> **Exercise directions**: Your task is to print all of the material verbatim.
—————
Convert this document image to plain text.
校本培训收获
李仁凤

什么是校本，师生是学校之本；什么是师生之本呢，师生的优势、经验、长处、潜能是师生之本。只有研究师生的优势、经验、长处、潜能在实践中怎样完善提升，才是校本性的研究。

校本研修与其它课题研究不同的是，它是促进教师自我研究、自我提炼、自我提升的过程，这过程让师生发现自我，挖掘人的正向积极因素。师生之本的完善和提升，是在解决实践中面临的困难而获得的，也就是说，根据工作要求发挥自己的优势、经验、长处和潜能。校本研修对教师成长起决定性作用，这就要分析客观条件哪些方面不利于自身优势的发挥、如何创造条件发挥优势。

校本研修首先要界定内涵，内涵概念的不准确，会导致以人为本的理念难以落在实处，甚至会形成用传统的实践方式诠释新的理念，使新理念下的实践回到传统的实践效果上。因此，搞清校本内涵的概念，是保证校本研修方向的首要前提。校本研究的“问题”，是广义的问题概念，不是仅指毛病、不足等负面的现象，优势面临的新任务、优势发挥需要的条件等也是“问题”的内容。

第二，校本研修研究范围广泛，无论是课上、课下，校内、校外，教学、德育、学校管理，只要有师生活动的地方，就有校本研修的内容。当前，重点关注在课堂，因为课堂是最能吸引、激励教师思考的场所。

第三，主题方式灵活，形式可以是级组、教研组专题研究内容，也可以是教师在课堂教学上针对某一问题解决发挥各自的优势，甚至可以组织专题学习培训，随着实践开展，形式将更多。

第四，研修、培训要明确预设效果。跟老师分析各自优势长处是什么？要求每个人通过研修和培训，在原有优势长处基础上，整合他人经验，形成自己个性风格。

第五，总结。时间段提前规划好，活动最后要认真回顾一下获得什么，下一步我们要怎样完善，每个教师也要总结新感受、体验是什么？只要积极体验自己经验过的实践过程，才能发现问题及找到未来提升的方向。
—————
> **Output below**:
Convert this document image to plain text.
校本培训收获
李仁凤

什么是校本，师生是学校之本；什么是师生之本呢，师生的优势、经验、长处、潜能是师生之本。只有研究师生的优势、经验、长处、潜能在实践中怎样完善提升，才是校本性的研究。

校本研修与其它课题研究不同的是，它是促进教师自我研究、自我提炼、自我提升的过程，这过程让师生发现自我，挖掘人的正向积极因素。师生之本的完善和提升，是在解决实践中面临的困难而获得的，也就是说，根据工作要求发挥自己的优势、经验、长处和潜能。校本研修对教师成长起决定性作用，这就要分析客观条件哪些方面不利于自身优势的发挥、如何创造条件发挥优势。

校本研修首先要界定内涵，内涵概念的不准确，会导致以人为本的理念难以落在实处，甚至会形成用传统的实践方式诠释新的理念，使新理念下的实践回到传统的实践效果上。因此，搞清校本内涵的概念，是保证校本研修方向的首要前提。校本研究的“问题”，是广义的问题概念，不是仅指毛病、不足等负面的现象，优势面临的新任务、优势发挥需要的条件等也是“问题”的内容。

第二，校本研修研究范围广泛，无论是课上、课下，校内、校外，教学、德育、学校管理，只要有师生活动的地方，就有校本研修的内容。当前，重点关注在课堂，因为课堂是最能吸引、激励教师思考的场所。

第三，主题方式灵活，形式可以是级组、教研组专题研究内容，也可以是教师在课堂教学上针对某一问题解决发挥各自的优势，甚至可以组织专题学习培训，随着实践开展，形式将更多。

第四，研修、培训要明确预设效果。跟老师分析各自优势长处是什么？要求每个人通过研修和培训，在原有优势长处基础上，整合他人经验，形成自己个性风格。

第五，总结。时间段提前规划好，活动最后要认真回顾一下获得什么，下一步我们要怎样完善，每个教师也要总结新感受、体验是什么？只要积极体验自己经验过的实践过程，才能发现问题及找到未来提升的方向。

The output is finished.